Here are records with pictures in them. Copy all of them exactly and leave the pictures out.

● ● ● ● ●

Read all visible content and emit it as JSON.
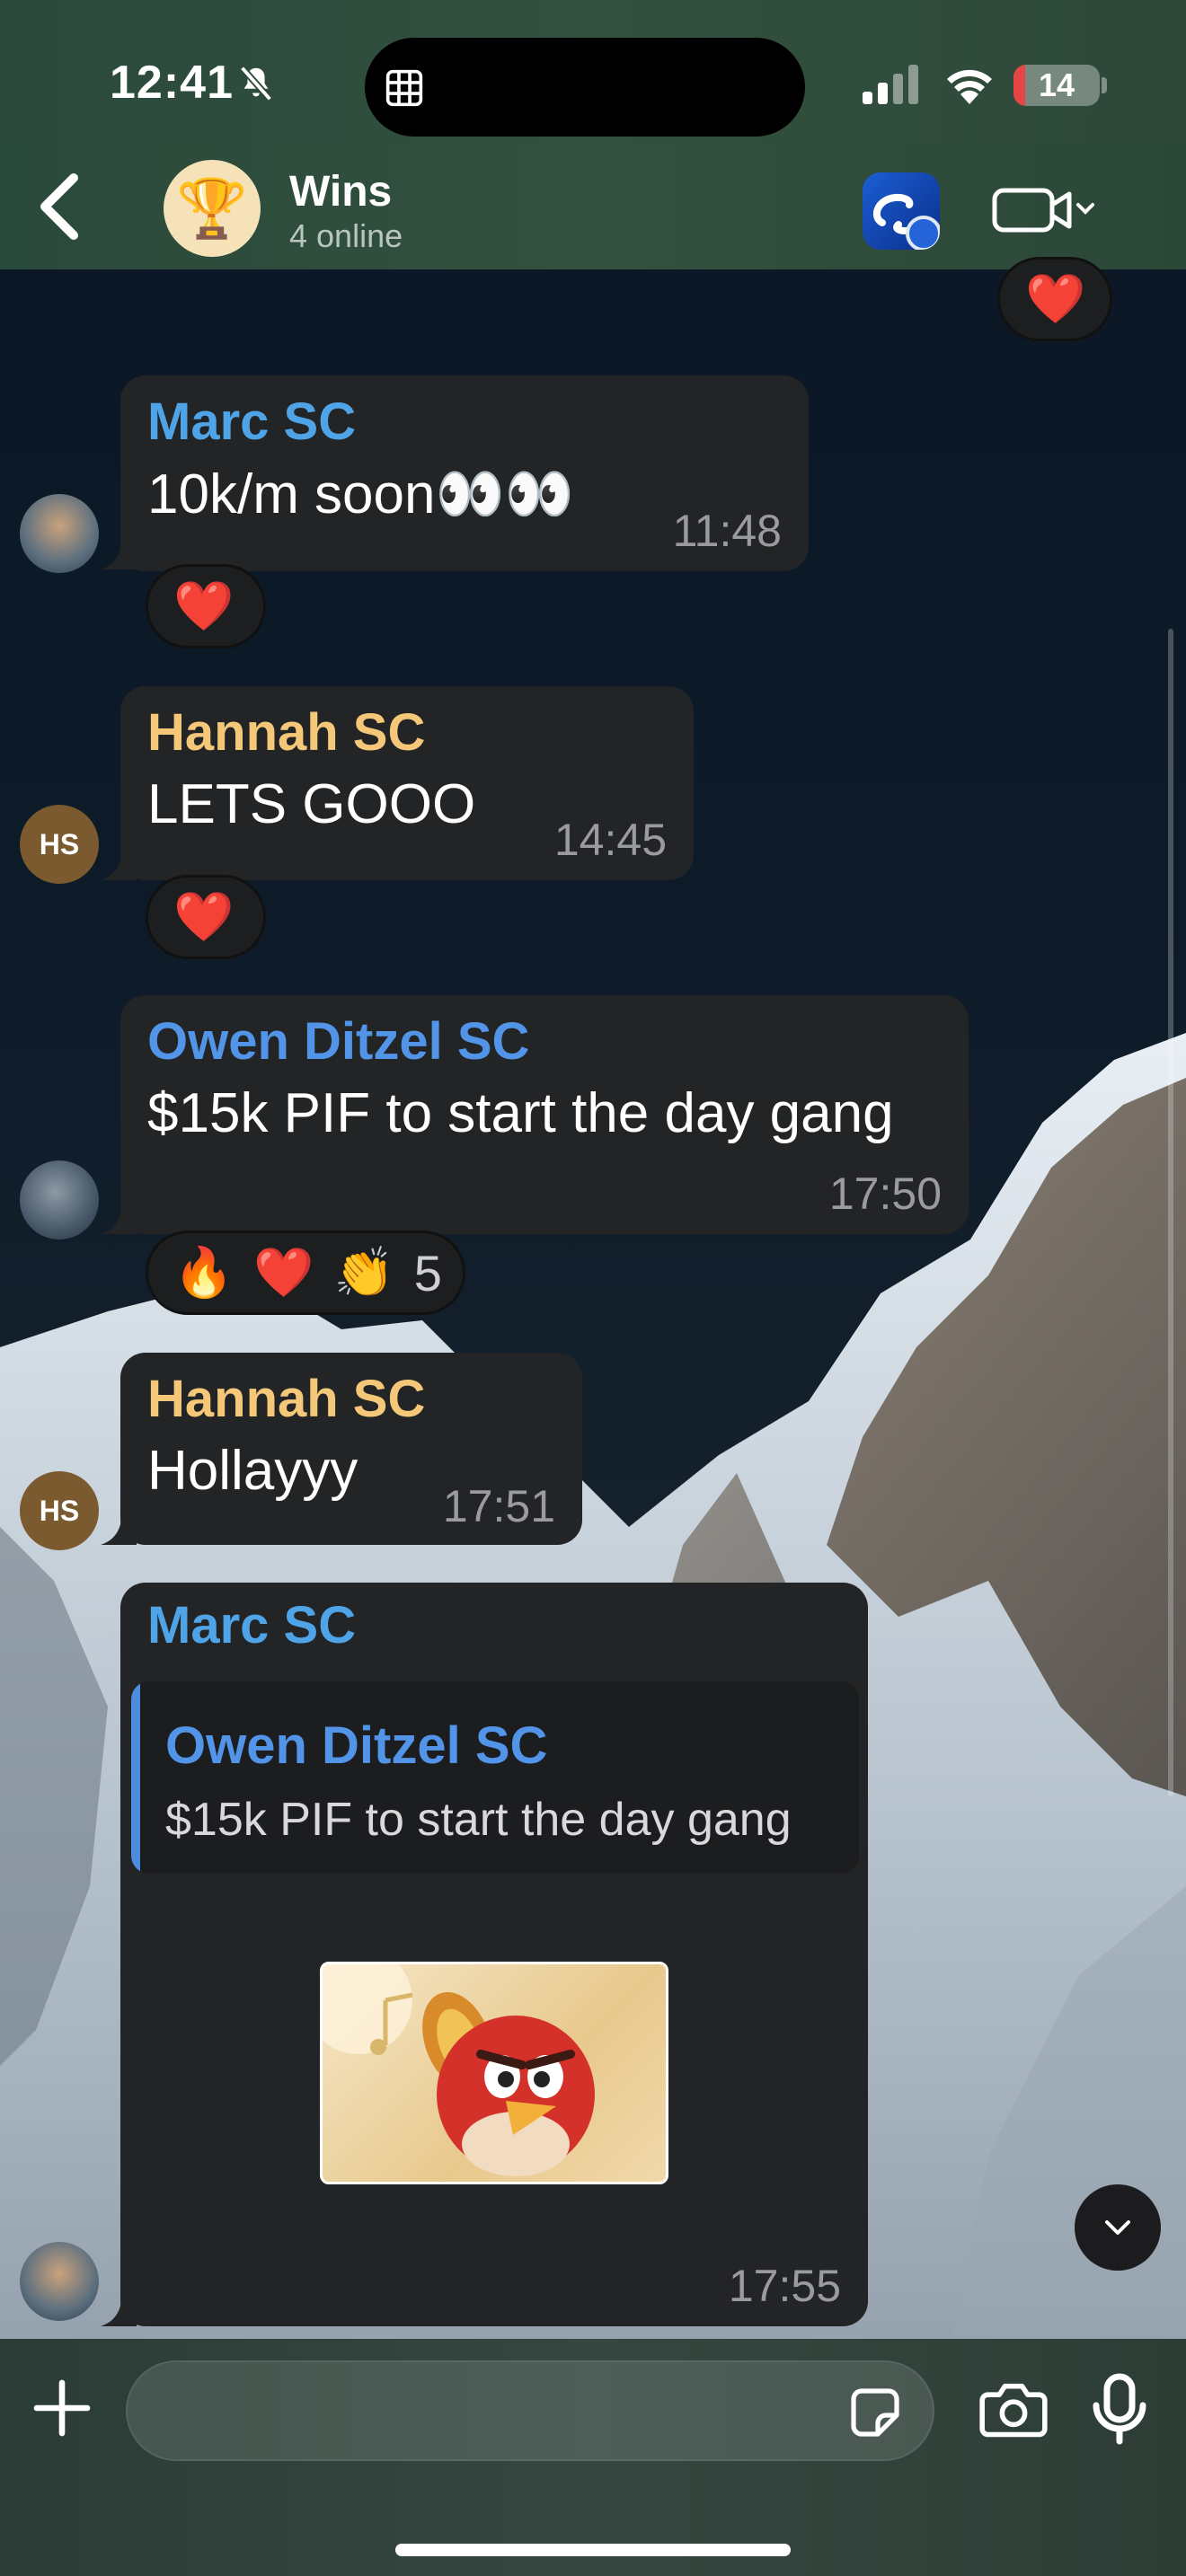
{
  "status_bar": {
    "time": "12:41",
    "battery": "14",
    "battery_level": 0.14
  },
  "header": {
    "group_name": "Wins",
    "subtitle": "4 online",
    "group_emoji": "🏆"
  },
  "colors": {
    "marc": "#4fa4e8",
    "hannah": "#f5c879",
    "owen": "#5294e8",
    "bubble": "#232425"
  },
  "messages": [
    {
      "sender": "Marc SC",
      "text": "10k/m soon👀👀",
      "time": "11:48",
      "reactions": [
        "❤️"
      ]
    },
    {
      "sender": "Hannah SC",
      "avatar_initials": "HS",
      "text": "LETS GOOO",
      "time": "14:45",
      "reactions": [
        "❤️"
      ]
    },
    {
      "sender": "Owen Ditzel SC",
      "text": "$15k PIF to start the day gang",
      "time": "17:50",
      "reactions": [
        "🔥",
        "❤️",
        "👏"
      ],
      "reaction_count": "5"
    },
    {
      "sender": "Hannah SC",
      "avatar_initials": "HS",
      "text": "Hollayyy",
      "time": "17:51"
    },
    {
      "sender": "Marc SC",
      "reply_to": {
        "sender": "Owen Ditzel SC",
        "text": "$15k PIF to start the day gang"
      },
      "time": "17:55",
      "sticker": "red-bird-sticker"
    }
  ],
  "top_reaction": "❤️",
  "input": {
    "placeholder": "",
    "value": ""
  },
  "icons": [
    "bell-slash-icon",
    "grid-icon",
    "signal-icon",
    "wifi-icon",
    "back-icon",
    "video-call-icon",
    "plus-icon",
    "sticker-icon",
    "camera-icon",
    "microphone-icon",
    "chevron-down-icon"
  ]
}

● ● ● ● ●

RESPONSE:
Read all visible content and emit it as JSON.
{
  "status_bar": {
    "time": "12:41",
    "battery": "14",
    "battery_level": 0.14
  },
  "header": {
    "group_name": "Wins",
    "subtitle": "4 online",
    "group_emoji": "🏆"
  },
  "colors": {
    "marc": "#4fa4e8",
    "hannah": "#f5c879",
    "owen": "#5294e8",
    "bubble": "#232425"
  },
  "messages": [
    {
      "sender": "Marc SC",
      "text": "10k/m soon👀👀",
      "time": "11:48",
      "reactions": [
        "❤️"
      ]
    },
    {
      "sender": "Hannah SC",
      "avatar_initials": "HS",
      "text": "LETS GOOO",
      "time": "14:45",
      "reactions": [
        "❤️"
      ]
    },
    {
      "sender": "Owen Ditzel SC",
      "text": "$15k PIF to start the day gang",
      "time": "17:50",
      "reactions": [
        "🔥",
        "❤️",
        "👏"
      ],
      "reaction_count": "5"
    },
    {
      "sender": "Hannah SC",
      "avatar_initials": "HS",
      "text": "Hollayyy",
      "time": "17:51"
    },
    {
      "sender": "Marc SC",
      "reply_to": {
        "sender": "Owen Ditzel SC",
        "text": "$15k PIF to start the day gang"
      },
      "time": "17:55",
      "sticker": "red-bird-sticker"
    }
  ],
  "top_reaction": "❤️",
  "input": {
    "placeholder": "",
    "value": ""
  },
  "icons": [
    "bell-slash-icon",
    "grid-icon",
    "signal-icon",
    "wifi-icon",
    "back-icon",
    "video-call-icon",
    "plus-icon",
    "sticker-icon",
    "camera-icon",
    "microphone-icon",
    "chevron-down-icon"
  ]
}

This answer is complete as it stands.